■ Work to complete
Format the material, starting at the line that has "Detect and localize" and ending after the line that has "marker: [1878, 267, 1904, 290]", as a two-column CSV with the headers input and output. Give one row for each input and its output, each in a single quoted field with line breaks replaced by spaces.

■ Provided records
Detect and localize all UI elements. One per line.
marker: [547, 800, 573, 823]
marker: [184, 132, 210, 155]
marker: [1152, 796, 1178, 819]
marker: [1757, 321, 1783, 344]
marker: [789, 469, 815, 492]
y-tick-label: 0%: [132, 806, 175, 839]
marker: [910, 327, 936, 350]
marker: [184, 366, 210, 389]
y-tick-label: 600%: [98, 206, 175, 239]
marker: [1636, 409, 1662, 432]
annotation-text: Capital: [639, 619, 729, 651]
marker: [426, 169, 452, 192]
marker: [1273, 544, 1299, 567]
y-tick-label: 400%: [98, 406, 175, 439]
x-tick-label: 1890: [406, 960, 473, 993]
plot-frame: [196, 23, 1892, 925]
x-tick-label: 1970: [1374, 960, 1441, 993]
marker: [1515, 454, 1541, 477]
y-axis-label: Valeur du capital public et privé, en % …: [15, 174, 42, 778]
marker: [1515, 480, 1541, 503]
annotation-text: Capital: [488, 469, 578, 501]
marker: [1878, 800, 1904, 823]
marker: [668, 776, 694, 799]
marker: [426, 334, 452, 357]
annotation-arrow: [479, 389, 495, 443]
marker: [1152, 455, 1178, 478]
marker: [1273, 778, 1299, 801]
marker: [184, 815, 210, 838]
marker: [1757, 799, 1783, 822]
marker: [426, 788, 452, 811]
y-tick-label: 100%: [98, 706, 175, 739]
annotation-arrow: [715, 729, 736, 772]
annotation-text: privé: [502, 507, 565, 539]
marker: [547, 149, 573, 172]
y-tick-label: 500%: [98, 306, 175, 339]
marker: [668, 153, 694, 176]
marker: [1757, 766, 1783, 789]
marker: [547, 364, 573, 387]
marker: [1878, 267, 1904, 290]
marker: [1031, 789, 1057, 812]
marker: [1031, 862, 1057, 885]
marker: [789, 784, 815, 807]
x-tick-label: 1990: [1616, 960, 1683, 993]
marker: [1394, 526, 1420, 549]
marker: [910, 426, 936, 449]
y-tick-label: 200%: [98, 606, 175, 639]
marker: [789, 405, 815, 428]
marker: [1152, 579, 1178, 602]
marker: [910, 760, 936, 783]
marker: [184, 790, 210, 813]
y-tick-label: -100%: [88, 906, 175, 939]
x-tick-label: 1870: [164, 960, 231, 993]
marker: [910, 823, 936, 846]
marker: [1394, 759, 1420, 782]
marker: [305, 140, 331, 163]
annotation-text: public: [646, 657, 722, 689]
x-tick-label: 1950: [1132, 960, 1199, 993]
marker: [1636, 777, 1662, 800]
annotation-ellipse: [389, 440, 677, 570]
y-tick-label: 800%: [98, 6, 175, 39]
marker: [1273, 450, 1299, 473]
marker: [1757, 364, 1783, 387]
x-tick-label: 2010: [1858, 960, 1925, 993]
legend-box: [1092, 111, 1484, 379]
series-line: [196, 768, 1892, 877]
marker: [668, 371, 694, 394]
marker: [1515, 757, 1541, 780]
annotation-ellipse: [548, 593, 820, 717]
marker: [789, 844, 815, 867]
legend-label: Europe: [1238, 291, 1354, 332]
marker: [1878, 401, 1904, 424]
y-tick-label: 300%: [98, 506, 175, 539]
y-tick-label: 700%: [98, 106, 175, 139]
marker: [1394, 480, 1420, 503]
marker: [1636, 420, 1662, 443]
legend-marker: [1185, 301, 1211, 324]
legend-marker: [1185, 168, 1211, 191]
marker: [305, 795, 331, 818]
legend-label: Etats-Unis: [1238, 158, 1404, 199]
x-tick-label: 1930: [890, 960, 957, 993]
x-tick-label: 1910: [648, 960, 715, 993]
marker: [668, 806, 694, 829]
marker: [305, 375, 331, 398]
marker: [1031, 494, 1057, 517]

==

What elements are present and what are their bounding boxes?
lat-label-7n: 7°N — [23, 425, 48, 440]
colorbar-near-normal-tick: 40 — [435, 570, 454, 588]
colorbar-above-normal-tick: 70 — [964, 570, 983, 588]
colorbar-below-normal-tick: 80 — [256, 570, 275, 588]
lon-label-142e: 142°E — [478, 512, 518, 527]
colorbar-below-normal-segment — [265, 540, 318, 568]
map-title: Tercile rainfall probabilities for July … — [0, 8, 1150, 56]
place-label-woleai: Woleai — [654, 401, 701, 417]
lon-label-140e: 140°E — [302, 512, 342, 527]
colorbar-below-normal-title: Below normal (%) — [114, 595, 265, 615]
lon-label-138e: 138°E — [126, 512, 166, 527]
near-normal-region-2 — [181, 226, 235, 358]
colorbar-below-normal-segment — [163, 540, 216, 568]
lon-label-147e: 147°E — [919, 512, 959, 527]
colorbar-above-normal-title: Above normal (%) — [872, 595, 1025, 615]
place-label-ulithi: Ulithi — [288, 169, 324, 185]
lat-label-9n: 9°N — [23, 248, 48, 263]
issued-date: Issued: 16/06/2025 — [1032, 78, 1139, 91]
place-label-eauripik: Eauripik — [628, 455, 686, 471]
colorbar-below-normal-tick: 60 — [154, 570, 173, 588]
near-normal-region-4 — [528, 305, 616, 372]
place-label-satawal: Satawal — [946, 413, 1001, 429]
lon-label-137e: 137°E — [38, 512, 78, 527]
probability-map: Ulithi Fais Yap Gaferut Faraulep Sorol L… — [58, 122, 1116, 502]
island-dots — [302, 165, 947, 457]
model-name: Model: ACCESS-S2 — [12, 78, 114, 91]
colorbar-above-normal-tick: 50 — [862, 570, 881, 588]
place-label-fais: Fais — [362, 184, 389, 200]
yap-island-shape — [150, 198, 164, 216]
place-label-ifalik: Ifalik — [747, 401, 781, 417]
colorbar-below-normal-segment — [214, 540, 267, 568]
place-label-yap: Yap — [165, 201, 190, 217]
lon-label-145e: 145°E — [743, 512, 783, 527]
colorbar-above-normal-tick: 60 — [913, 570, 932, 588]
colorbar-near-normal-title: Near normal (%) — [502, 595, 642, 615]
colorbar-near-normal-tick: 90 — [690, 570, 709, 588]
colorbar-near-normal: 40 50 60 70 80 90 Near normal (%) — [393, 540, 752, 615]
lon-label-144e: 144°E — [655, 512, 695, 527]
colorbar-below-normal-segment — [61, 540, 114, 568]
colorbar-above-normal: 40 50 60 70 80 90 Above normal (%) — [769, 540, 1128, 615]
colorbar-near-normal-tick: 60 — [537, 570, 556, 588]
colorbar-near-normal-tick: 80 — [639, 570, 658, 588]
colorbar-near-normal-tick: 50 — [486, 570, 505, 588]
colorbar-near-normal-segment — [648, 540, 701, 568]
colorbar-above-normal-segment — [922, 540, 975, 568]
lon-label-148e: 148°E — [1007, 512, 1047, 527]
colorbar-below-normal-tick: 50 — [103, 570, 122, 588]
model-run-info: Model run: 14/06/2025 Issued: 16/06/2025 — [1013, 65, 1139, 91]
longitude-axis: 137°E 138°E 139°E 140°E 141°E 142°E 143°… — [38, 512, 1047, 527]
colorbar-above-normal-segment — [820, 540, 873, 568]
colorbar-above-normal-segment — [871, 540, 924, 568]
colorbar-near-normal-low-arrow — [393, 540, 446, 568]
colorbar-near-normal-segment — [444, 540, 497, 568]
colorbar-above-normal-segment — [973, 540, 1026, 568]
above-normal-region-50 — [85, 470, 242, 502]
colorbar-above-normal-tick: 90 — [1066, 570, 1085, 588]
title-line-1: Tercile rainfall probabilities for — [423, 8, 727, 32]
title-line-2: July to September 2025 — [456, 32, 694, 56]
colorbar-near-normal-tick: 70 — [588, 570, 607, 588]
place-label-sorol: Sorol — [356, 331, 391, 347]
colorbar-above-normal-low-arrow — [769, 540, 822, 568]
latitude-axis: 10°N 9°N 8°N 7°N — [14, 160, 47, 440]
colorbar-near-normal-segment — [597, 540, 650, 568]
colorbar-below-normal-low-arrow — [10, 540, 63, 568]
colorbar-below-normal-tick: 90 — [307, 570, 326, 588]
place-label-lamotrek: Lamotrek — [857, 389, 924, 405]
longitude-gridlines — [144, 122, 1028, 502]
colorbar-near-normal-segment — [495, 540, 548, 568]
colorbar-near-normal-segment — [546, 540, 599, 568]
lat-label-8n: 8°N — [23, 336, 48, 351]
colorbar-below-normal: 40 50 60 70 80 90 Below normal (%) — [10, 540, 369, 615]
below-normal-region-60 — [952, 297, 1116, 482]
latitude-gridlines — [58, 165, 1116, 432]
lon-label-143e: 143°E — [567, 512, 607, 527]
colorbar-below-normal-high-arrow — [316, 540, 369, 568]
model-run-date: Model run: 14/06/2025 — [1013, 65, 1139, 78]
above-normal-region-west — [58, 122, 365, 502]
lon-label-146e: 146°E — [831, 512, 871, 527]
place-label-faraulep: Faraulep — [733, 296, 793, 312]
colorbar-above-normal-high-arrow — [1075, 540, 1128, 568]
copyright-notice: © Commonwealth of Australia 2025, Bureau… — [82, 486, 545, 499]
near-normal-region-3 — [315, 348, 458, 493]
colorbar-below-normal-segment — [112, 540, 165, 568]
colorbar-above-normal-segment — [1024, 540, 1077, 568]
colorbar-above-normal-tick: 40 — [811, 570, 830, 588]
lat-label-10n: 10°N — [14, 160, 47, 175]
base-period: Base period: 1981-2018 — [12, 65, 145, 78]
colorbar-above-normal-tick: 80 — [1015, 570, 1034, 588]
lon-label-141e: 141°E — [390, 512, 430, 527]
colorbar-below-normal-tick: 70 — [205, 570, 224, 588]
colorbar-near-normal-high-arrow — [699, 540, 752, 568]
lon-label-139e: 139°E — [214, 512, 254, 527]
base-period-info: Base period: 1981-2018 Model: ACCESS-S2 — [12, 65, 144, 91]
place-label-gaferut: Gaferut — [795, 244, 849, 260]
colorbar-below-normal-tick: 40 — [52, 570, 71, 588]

--

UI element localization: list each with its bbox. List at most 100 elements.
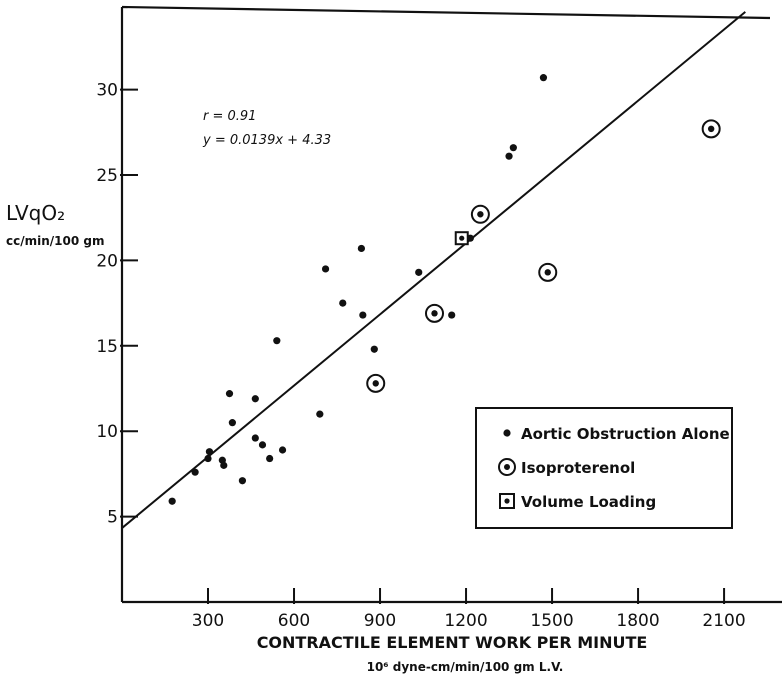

■ Result
input,output
"Detect and localize all UI elements. One per line.","marker: [547, 800, 573, 823] marker: [184, 132, 210, 155] marker: [1152, 796, 1178, 819] marker: [1757, 321, 1783, 344] marker: [789, 469, 815, 492] y-tick-label: 0%: [132, 806, 175, 839] marker: [910, 327, 936, 350] marker: [184, 366, 210, 389] y-tick-label: 600%: [98, 206, 175, 239] marker: [1636, 409, 1662, 432] annotation-text: Capital: [639, 619, 729, 651] marker: [426, 169, 452, 192] marker: [1273, 544, 1299, 567] y-tick-label: 400%: [98, 406, 175, 439] x-tick-label: 1890: [406, 960, 473, 993] plot-frame: [196, 23, 1892, 925] x-tick-label: 1970: [1374, 960, 1441, 993] marker: [1515, 454, 1541, 477] y-axis-label: Valeur du capital public et privé, en % …: [15, 174, 42, 778] marker: [1515, 480, 1541, 503] annotation-text: Capital: [488, 469, 578, 501] marker: [1878, 800, 1904, 823] marker: [668, 776, 694, 799] marker: [426, 334, 452, 357] annotation-arrow: [479, 389, 495, 443] marker: [1152, 455, 1178, 478] marker: [1273, 778, 1299, 801] marker: [184, 815, 210, 838] marker: [1757, 799, 1783, 822] marker: [426, 788, 452, 811] y-tick-label: 100%: [98, 706, 175, 739] annotation-arrow: [715, 729, 736, 772] annotation-text: privé: [502, 507, 565, 539] marker: [547, 149, 573, 172] y-tick-label: 500%: [98, 306, 175, 339] marker: [668, 153, 694, 176] marker: [1757, 766, 1783, 789] marker: [547, 364, 573, 387] marker: [1878, 267, 1904, 290]"